↓
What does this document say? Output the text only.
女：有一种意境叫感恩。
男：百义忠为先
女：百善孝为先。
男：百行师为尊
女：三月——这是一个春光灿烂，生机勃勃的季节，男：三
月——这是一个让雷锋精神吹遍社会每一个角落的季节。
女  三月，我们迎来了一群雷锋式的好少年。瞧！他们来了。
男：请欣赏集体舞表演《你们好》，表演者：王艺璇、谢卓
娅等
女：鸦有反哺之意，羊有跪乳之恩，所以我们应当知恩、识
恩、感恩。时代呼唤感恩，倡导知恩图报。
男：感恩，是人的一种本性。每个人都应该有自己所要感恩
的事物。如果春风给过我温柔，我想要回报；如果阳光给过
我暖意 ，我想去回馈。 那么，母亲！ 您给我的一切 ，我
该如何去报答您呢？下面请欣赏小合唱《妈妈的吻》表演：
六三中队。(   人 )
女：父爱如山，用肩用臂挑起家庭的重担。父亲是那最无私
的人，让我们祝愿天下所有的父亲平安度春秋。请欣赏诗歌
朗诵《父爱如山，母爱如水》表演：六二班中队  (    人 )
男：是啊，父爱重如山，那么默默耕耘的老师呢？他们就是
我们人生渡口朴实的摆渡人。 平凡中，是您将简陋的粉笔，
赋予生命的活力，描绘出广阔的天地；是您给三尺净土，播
↑
### Stated goal
Copy every line of the records above that contains "父爱如山".

### Output for this task
女：父爱如山，用肩用臂挑起家庭的重担。父亲是那最无私
朗诵《父爱如山，母爱如水》表演：六二班中队  (    人 )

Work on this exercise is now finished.